§ **Data to process**:

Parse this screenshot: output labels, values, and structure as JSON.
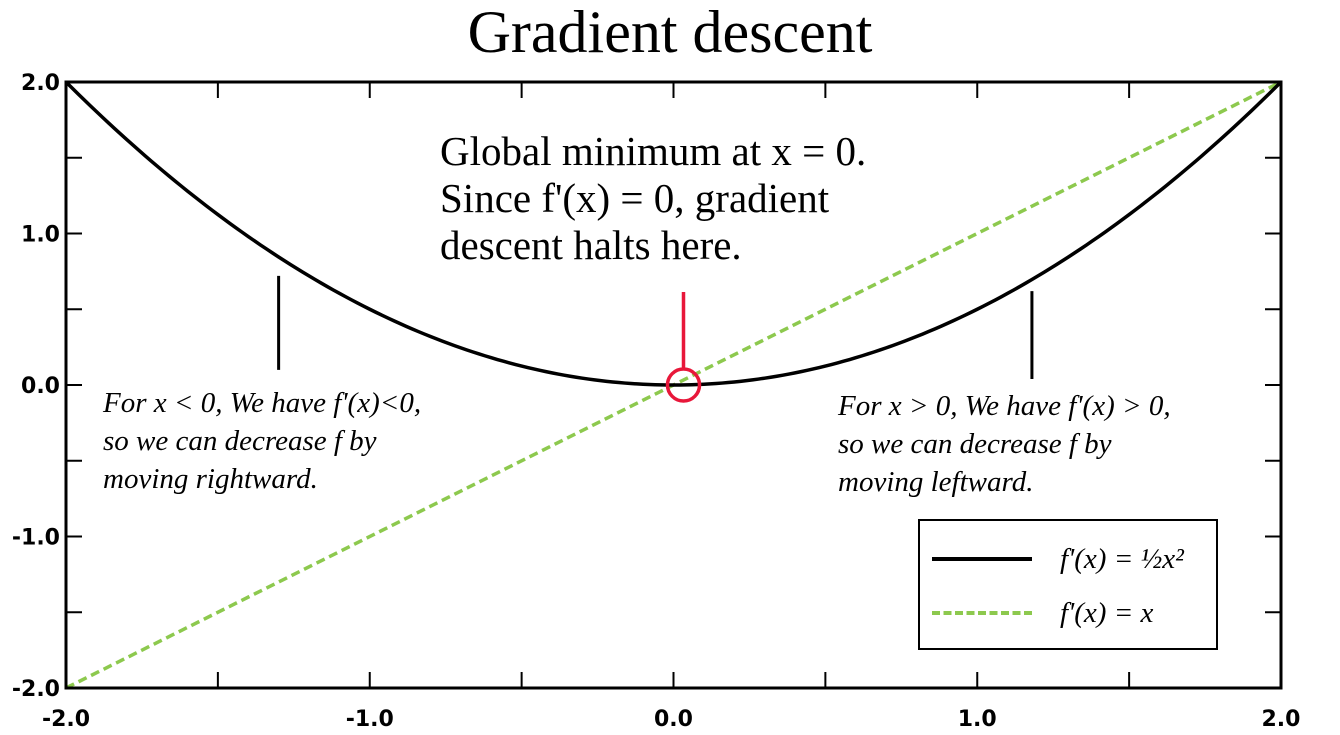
{
  "title": "Gradient descent",
  "annotations": {
    "center": [
      "Global minimum at x = 0.",
      "Since  f'(x) = 0, gradient",
      "descent halts here."
    ],
    "left": [
      "For x < 0, We have f'(x)<0,",
      "so we can decrease f  by",
      "moving rightward."
    ],
    "right": [
      "For  x > 0, We have f'(x) > 0,",
      "so we can decrease f  by",
      "moving  leftward."
    ]
  },
  "legend": {
    "items": [
      "f'(x) = ½x²",
      "f'(x) = x"
    ]
  },
  "colors": {
    "curve": "#000000",
    "line": "#8dc94e",
    "marker": "#e8173a"
  },
  "chart_data": {
    "type": "line",
    "title": "Gradient descent",
    "xlabel": "",
    "ylabel": "",
    "xlim": [
      -2.0,
      2.0
    ],
    "ylim": [
      -2.0,
      2.0
    ],
    "x_ticks": [
      "-2.0",
      "-1.0",
      "0.0",
      "1.0",
      "2.0"
    ],
    "y_ticks": [
      "2.0",
      "1.0",
      "0.0",
      "-1.0",
      "-2.0"
    ],
    "grid": false,
    "legend_position": "bottom-right",
    "series": [
      {
        "name": "f'(x) = ½x²",
        "x": [
          -2.0,
          -1.5,
          -1.0,
          -0.5,
          0.0,
          0.5,
          1.0,
          1.5,
          2.0
        ],
        "y": [
          2.0,
          1.125,
          0.5,
          0.125,
          0.0,
          0.125,
          0.5,
          1.125,
          2.0
        ]
      },
      {
        "name": "f'(x) = x",
        "x": [
          -2.0,
          2.0
        ],
        "y": [
          -2.0,
          2.0
        ]
      }
    ],
    "marker": {
      "x": 0.0,
      "y": 0.0
    },
    "pointers": [
      {
        "x": -1.3,
        "y_from": 0.1,
        "y_to": 0.72
      },
      {
        "x": 1.18,
        "y_from": 0.04,
        "y_to": 0.62
      }
    ]
  }
}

§ **Exercise aim**: Print the entries above exactly, taking out only the pictures.

§ **Solution to the problem**:
Parse this screenshot: output labels, values, and structure as JSON.
{
  "title": "Gradient descent",
  "annotations": {
    "center": [
      "Global minimum at x = 0.",
      "Since  f'(x) = 0, gradient",
      "descent halts here."
    ],
    "left": [
      "For x < 0, We have f'(x)<0,",
      "so we can decrease f  by",
      "moving rightward."
    ],
    "right": [
      "For  x > 0, We have f'(x) > 0,",
      "so we can decrease f  by",
      "moving  leftward."
    ]
  },
  "legend": {
    "items": [
      "f'(x) = ½x²",
      "f'(x) = x"
    ]
  },
  "colors": {
    "curve": "#000000",
    "line": "#8dc94e",
    "marker": "#e8173a"
  },
  "chart_data": {
    "type": "line",
    "title": "Gradient descent",
    "xlabel": "",
    "ylabel": "",
    "xlim": [
      -2.0,
      2.0
    ],
    "ylim": [
      -2.0,
      2.0
    ],
    "x_ticks": [
      "-2.0",
      "-1.0",
      "0.0",
      "1.0",
      "2.0"
    ],
    "y_ticks": [
      "2.0",
      "1.0",
      "0.0",
      "-1.0",
      "-2.0"
    ],
    "grid": false,
    "legend_position": "bottom-right",
    "series": [
      {
        "name": "f'(x) = ½x²",
        "x": [
          -2.0,
          -1.5,
          -1.0,
          -0.5,
          0.0,
          0.5,
          1.0,
          1.5,
          2.0
        ],
        "y": [
          2.0,
          1.125,
          0.5,
          0.125,
          0.0,
          0.125,
          0.5,
          1.125,
          2.0
        ]
      },
      {
        "name": "f'(x) = x",
        "x": [
          -2.0,
          2.0
        ],
        "y": [
          -2.0,
          2.0
        ]
      }
    ],
    "marker": {
      "x": 0.0,
      "y": 0.0
    },
    "pointers": [
      {
        "x": -1.3,
        "y_from": 0.1,
        "y_to": 0.72
      },
      {
        "x": 1.18,
        "y_from": 0.04,
        "y_to": 0.62
      }
    ]
  }
}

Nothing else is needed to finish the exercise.